====== Task data ======

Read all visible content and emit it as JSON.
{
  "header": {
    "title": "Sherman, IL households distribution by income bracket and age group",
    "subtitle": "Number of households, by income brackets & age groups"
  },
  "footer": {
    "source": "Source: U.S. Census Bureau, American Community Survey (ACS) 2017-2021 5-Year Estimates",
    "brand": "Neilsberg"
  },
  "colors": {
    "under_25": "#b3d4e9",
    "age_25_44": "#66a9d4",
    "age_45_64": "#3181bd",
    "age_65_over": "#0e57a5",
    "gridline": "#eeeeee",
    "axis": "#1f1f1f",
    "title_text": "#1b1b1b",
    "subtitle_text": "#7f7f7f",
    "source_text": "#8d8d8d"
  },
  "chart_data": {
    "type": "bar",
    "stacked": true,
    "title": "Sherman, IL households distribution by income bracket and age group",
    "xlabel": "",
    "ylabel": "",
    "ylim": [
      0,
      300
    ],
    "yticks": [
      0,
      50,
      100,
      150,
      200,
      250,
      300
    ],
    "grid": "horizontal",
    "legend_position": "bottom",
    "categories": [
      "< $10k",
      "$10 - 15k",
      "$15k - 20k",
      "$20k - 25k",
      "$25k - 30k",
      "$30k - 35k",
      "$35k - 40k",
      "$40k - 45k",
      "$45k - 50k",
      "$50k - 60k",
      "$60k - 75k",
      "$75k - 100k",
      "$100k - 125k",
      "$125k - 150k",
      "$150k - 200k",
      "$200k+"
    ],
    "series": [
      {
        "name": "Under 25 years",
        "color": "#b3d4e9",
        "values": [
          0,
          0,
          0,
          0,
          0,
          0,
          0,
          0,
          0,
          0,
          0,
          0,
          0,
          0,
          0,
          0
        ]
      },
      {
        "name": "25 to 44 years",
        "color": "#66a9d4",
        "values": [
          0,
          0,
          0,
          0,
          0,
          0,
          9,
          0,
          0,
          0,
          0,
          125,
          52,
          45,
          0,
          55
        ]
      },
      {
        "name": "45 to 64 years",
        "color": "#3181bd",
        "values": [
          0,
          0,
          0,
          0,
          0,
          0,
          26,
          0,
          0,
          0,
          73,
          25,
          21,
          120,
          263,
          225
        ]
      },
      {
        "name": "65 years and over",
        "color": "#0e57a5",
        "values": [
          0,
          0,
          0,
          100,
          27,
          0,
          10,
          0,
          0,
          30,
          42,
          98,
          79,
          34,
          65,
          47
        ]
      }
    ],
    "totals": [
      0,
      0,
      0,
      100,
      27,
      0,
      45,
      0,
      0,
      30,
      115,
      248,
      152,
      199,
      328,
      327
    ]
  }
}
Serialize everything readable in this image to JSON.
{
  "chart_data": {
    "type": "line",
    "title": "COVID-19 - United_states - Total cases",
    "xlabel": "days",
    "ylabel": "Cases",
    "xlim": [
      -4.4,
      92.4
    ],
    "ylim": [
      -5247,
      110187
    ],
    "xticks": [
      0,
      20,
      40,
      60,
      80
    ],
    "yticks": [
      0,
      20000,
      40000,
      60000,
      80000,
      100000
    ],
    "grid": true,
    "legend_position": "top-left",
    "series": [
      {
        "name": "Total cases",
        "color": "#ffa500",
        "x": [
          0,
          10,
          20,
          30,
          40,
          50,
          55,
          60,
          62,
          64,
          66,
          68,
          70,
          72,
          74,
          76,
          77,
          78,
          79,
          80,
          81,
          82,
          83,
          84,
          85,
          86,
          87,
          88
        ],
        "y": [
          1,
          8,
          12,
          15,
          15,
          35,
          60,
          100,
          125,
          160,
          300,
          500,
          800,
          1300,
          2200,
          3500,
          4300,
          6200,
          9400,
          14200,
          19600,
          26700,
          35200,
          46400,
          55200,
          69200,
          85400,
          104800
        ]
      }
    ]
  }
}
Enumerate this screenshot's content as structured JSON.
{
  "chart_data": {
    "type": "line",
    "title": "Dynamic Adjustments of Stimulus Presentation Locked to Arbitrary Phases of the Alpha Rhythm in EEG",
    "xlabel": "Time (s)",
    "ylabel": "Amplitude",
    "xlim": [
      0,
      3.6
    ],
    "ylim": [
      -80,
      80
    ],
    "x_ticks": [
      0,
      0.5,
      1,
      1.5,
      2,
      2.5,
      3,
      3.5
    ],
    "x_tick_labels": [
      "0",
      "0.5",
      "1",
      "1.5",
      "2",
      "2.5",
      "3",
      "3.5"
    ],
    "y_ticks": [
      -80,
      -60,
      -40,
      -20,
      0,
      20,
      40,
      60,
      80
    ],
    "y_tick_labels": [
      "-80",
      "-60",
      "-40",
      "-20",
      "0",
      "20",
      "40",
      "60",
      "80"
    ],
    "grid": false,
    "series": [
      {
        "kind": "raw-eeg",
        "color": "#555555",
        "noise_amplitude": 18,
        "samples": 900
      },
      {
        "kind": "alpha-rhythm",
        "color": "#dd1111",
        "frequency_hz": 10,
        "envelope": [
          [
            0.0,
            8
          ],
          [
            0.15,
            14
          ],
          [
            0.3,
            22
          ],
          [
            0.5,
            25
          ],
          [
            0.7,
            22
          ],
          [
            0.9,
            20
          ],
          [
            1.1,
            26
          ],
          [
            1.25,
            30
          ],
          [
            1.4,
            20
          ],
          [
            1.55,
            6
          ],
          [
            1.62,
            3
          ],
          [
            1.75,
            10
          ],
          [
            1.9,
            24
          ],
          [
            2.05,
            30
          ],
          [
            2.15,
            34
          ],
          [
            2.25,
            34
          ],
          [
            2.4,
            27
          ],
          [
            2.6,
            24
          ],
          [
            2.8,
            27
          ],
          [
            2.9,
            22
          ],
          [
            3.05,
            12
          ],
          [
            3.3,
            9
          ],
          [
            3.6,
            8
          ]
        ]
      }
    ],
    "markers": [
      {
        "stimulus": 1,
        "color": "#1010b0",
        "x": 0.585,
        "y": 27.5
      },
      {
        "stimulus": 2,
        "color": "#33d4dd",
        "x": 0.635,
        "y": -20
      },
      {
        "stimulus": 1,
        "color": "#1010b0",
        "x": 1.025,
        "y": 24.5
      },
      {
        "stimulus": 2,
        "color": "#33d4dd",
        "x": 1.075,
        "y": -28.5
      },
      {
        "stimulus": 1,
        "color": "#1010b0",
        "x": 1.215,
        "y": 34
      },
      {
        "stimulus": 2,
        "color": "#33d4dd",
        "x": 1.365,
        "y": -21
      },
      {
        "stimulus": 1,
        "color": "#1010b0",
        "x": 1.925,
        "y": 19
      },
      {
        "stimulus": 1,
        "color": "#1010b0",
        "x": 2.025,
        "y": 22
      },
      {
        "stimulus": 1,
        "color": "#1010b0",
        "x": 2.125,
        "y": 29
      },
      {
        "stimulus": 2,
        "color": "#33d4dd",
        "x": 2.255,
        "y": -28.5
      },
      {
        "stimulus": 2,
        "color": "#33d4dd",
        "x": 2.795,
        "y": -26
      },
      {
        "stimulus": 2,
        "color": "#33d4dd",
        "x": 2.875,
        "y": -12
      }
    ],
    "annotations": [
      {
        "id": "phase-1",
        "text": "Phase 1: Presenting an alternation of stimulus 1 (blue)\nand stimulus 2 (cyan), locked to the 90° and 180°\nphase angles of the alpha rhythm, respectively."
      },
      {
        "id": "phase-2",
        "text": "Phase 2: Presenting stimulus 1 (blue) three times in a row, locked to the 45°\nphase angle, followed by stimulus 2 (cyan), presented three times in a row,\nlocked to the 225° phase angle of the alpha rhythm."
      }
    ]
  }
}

======

Written task: Return the entries above exactly, each one complete.

Result:
Read all visible content and emit it as JSON.
{
  "header": {
    "title": "Sherman, IL households distribution by income bracket and age group",
    "subtitle": "Number of households, by income brackets & age groups"
  },
  "footer": {
    "source": "Source: U.S. Census Bureau, American Community Survey (ACS) 2017-2021 5-Year Estimates",
    "brand": "Neilsberg"
  },
  "colors": {
    "under_25": "#b3d4e9",
    "age_25_44": "#66a9d4",
    "age_45_64": "#3181bd",
    "age_65_over": "#0e57a5",
    "gridline": "#eeeeee",
    "axis": "#1f1f1f",
    "title_text": "#1b1b1b",
    "subtitle_text": "#7f7f7f",
    "source_text": "#8d8d8d"
  },
  "chart_data": {
    "type": "bar",
    "stacked": true,
    "title": "Sherman, IL households distribution by income bracket and age group",
    "xlabel": "",
    "ylabel": "",
    "ylim": [
      0,
      300
    ],
    "yticks": [
      0,
      50,
      100,
      150,
      200,
      250,
      300
    ],
    "grid": "horizontal",
    "legend_position": "bottom",
    "categories": [
      "< $10k",
      "$10 - 15k",
      "$15k - 20k",
      "$20k - 25k",
      "$25k - 30k",
      "$30k - 35k",
      "$35k - 40k",
      "$40k - 45k",
      "$45k - 50k",
      "$50k - 60k",
      "$60k - 75k",
      "$75k - 100k",
      "$100k - 125k",
      "$125k - 150k",
      "$150k - 200k",
      "$200k+"
    ],
    "series": [
      {
        "name": "Under 25 years",
        "color": "#b3d4e9",
        "values": [
          0,
          0,
          0,
          0,
          0,
          0,
          0,
          0,
          0,
          0,
          0,
          0,
          0,
          0,
          0,
          0
        ]
      },
      {
        "name": "25 to 44 years",
        "color": "#66a9d4",
        "values": [
          0,
          0,
          0,
          0,
          0,
          0,
          9,
          0,
          0,
          0,
          0,
          125,
          52,
          45,
          0,
          55
        ]
      },
      {
        "name": "45 to 64 years",
        "color": "#3181bd",
        "values": [
          0,
          0,
          0,
          0,
          0,
          0,
          26,
          0,
          0,
          0,
          73,
          25,
          21,
          120,
          263,
          225
        ]
      },
      {
        "name": "65 years and over",
        "color": "#0e57a5",
        "values": [
          0,
          0,
          0,
          100,
          27,
          0,
          10,
          0,
          0,
          30,
          42,
          98,
          79,
          34,
          65,
          47
        ]
      }
    ],
    "totals": [
      0,
      0,
      0,
      100,
      27,
      0,
      45,
      0,
      0,
      30,
      115,
      248,
      152,
      199,
      328,
      327
    ]
  }
}
Serialize everything readable in this image to JSON.
{
  "chart_data": {
    "type": "line",
    "title": "COVID-19 - United_states - Total cases",
    "xlabel": "days",
    "ylabel": "Cases",
    "xlim": [
      -4.4,
      92.4
    ],
    "ylim": [
      -5247,
      110187
    ],
    "xticks": [
      0,
      20,
      40,
      60,
      80
    ],
    "yticks": [
      0,
      20000,
      40000,
      60000,
      80000,
      100000
    ],
    "grid": true,
    "legend_position": "top-left",
    "series": [
      {
        "name": "Total cases",
        "color": "#ffa500",
        "x": [
          0,
          10,
          20,
          30,
          40,
          50,
          55,
          60,
          62,
          64,
          66,
          68,
          70,
          72,
          74,
          76,
          77,
          78,
          79,
          80,
          81,
          82,
          83,
          84,
          85,
          86,
          87,
          88
        ],
        "y": [
          1,
          8,
          12,
          15,
          15,
          35,
          60,
          100,
          125,
          160,
          300,
          500,
          800,
          1300,
          2200,
          3500,
          4300,
          6200,
          9400,
          14200,
          19600,
          26700,
          35200,
          46400,
          55200,
          69200,
          85400,
          104800
        ]
      }
    ]
  }
}
Enumerate this screenshot's content as structured JSON.
{
  "chart_data": {
    "type": "line",
    "title": "Dynamic Adjustments of Stimulus Presentation Locked to Arbitrary Phases of the Alpha Rhythm in EEG",
    "xlabel": "Time (s)",
    "ylabel": "Amplitude",
    "xlim": [
      0,
      3.6
    ],
    "ylim": [
      -80,
      80
    ],
    "x_ticks": [
      0,
      0.5,
      1,
      1.5,
      2,
      2.5,
      3,
      3.5
    ],
    "x_tick_labels": [
      "0",
      "0.5",
      "1",
      "1.5",
      "2",
      "2.5",
      "3",
      "3.5"
    ],
    "y_ticks": [
      -80,
      -60,
      -40,
      -20,
      0,
      20,
      40,
      60,
      80
    ],
    "y_tick_labels": [
      "-80",
      "-60",
      "-40",
      "-20",
      "0",
      "20",
      "40",
      "60",
      "80"
    ],
    "grid": false,
    "series": [
      {
        "kind": "raw-eeg",
        "color": "#555555",
        "noise_amplitude": 18,
        "samples": 900
      },
      {
        "kind": "alpha-rhythm",
        "color": "#dd1111",
        "frequency_hz": 10,
        "envelope": [
          [
            0.0,
            8
          ],
          [
            0.15,
            14
          ],
          [
            0.3,
            22
          ],
          [
            0.5,
            25
          ],
          [
            0.7,
            22
          ],
          [
            0.9,
            20
          ],
          [
            1.1,
            26
          ],
          [
            1.25,
            30
          ],
          [
            1.4,
            20
          ],
          [
            1.55,
            6
          ],
          [
            1.62,
            3
          ],
          [
            1.75,
            10
          ],
          [
            1.9,
            24
          ],
          [
            2.05,
            30
          ],
          [
            2.15,
            34
          ],
          [
            2.25,
            34
          ],
          [
            2.4,
            27
          ],
          [
            2.6,
            24
          ],
          [
            2.8,
            27
          ],
          [
            2.9,
            22
          ],
          [
            3.05,
            12
          ],
          [
            3.3,
            9
          ],
          [
            3.6,
            8
          ]
        ]
      }
    ],
    "markers": [
      {
        "stimulus": 1,
        "color": "#1010b0",
        "x": 0.585,
        "y": 27.5
      },
      {
        "stimulus": 2,
        "color": "#33d4dd",
        "x": 0.635,
        "y": -20
      },
      {
        "stimulus": 1,
        "color": "#1010b0",
        "x": 1.025,
        "y": 24.5
      },
      {
        "stimulus": 2,
        "color": "#33d4dd",
        "x": 1.075,
        "y": -28.5
      },
      {
        "stimulus": 1,
        "color": "#1010b0",
        "x": 1.215,
        "y": 34
      },
      {
        "stimulus": 2,
        "color": "#33d4dd",
        "x": 1.365,
        "y": -21
      },
      {
        "stimulus": 1,
        "color": "#1010b0",
        "x": 1.925,
        "y": 19
      },
      {
        "stimulus": 1,
        "color": "#1010b0",
        "x": 2.025,
        "y": 22
      },
      {
        "stimulus": 1,
        "color": "#1010b0",
        "x": 2.125,
        "y": 29
      },
      {
        "stimulus": 2,
        "color": "#33d4dd",
        "x": 2.255,
        "y": -28.5
      },
      {
        "stimulus": 2,
        "color": "#33d4dd",
        "x": 2.795,
        "y": -26
      },
      {
        "stimulus": 2,
        "color": "#33d4dd",
        "x": 2.875,
        "y": -12
      }
    ],
    "annotations": [
      {
        "id": "phase-1",
        "text": "Phase 1: Presenting an alternation of stimulus 1 (blue)\nand stimulus 2 (cyan), locked to the 90° and 180°\nphase angles of the alpha rhythm, respectively."
      },
      {
        "id": "phase-2",
        "text": "Phase 2: Presenting stimulus 1 (blue) three times in a row, locked to the 45°\nphase angle, followed by stimulus 2 (cyan), presented three times in a row,\nlocked to the 225° phase angle of the alpha rhythm."
      }
    ]
  }
}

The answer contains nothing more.